* _Chart and figure data_

****

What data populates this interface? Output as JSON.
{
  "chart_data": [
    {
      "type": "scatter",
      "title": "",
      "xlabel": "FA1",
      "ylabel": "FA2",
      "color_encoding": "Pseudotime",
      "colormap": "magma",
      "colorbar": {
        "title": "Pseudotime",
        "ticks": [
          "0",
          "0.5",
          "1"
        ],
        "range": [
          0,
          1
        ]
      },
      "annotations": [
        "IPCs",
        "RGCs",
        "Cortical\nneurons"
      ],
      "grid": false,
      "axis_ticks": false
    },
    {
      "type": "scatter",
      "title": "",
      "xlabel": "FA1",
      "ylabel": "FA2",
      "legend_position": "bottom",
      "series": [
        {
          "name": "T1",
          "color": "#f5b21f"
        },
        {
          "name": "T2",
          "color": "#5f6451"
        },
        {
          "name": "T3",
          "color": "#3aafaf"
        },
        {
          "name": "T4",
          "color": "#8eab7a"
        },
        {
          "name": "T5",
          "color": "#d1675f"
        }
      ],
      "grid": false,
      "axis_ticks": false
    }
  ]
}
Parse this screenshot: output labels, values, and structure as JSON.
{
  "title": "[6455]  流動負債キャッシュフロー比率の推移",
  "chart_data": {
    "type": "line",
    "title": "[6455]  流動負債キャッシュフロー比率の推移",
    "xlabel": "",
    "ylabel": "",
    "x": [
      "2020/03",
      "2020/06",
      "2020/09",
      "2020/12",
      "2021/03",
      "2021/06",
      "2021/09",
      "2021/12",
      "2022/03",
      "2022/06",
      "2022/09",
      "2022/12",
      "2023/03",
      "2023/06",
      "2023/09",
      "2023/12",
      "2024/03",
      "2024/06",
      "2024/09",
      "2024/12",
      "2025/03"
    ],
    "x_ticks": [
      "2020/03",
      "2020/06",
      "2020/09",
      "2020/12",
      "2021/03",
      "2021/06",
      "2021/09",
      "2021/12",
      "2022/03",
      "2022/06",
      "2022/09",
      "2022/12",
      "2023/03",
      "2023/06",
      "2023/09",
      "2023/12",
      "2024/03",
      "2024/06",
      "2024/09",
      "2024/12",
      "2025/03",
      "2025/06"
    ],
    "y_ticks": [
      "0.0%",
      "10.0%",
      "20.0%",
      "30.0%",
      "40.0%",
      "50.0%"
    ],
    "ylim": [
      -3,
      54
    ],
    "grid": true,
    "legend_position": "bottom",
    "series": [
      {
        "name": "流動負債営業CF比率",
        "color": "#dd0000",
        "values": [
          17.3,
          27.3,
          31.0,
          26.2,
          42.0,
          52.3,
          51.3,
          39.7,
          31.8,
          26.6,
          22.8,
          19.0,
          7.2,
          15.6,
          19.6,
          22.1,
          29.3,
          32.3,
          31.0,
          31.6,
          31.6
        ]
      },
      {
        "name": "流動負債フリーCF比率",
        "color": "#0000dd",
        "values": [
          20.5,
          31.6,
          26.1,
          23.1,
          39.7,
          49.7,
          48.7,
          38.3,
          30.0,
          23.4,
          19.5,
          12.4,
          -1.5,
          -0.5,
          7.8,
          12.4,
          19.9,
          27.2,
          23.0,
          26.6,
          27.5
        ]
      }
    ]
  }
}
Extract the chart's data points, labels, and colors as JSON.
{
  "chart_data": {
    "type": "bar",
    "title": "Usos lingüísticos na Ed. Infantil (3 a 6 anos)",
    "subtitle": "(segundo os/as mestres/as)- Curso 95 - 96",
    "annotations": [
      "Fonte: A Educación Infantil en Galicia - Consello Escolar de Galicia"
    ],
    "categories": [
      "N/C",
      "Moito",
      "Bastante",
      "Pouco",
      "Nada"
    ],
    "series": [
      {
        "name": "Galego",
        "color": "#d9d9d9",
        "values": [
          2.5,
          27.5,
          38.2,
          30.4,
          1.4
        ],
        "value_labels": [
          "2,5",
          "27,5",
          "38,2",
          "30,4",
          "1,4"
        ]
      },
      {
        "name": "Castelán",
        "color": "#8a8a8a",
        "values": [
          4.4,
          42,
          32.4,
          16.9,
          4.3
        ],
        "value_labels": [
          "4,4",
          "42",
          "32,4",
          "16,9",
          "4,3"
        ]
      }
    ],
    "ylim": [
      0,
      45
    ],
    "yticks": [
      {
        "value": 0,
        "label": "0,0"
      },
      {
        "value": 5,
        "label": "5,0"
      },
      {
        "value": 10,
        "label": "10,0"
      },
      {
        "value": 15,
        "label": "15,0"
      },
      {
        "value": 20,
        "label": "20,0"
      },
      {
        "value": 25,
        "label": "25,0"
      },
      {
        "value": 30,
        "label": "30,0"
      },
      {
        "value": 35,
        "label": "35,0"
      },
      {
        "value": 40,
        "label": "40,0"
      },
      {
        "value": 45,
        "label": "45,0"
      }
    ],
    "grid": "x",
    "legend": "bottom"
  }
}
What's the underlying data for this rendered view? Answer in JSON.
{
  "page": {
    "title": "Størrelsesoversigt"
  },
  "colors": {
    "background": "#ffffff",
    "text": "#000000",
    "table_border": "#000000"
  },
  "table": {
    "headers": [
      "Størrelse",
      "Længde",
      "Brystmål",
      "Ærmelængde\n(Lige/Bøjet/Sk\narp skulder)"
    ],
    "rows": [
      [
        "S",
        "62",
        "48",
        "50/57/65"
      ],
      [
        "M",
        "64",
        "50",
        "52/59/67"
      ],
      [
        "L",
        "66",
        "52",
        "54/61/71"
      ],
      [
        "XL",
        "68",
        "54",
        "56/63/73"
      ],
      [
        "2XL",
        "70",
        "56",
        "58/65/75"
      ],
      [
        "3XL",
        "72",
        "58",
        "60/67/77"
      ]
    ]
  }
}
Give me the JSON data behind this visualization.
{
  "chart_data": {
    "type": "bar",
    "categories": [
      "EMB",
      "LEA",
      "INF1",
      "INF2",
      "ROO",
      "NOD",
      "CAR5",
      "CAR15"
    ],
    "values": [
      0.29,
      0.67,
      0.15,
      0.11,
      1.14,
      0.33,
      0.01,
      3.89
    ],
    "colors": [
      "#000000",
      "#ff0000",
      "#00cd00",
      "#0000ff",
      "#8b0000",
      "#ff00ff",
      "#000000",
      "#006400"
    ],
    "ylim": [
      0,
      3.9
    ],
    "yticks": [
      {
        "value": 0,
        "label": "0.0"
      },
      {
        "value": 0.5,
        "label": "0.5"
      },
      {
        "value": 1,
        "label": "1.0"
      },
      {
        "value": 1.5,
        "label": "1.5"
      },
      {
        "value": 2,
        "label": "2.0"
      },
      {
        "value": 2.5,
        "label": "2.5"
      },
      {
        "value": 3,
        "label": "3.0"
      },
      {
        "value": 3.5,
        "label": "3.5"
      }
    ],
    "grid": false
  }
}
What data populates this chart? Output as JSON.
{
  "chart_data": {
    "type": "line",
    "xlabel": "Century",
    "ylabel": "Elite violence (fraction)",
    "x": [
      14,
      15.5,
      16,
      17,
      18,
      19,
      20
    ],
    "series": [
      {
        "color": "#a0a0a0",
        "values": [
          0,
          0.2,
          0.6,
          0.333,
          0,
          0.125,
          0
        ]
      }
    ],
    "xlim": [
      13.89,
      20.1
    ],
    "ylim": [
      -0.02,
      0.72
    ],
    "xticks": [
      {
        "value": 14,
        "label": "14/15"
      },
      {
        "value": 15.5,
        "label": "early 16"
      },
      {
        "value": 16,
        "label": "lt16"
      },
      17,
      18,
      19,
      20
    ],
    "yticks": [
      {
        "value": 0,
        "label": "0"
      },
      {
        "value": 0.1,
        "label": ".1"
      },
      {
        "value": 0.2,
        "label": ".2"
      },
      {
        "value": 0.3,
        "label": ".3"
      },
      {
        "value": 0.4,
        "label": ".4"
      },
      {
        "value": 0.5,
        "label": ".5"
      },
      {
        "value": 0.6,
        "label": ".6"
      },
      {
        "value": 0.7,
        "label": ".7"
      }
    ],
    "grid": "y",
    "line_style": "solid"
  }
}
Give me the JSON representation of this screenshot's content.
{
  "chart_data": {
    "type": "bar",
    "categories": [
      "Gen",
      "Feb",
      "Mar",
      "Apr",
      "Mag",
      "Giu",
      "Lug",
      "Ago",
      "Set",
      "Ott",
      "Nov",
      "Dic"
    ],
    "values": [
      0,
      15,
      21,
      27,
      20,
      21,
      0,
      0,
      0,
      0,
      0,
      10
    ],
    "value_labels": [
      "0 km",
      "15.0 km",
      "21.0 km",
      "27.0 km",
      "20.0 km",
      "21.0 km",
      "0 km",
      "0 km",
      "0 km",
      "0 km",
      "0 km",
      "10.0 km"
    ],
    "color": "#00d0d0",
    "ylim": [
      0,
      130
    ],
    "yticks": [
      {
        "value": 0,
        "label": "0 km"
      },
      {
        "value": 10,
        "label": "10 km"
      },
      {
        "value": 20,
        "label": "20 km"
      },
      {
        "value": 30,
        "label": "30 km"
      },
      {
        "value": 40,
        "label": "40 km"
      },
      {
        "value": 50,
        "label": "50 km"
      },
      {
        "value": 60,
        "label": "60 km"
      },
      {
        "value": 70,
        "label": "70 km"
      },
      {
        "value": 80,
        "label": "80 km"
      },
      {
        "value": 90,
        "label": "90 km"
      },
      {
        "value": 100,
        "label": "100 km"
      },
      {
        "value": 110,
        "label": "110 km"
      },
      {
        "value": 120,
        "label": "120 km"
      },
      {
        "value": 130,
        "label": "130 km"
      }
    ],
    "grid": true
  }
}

****

* _Problem requirements_
State how many lines above contain the string "JSON", with no other words.

* _Task result_
7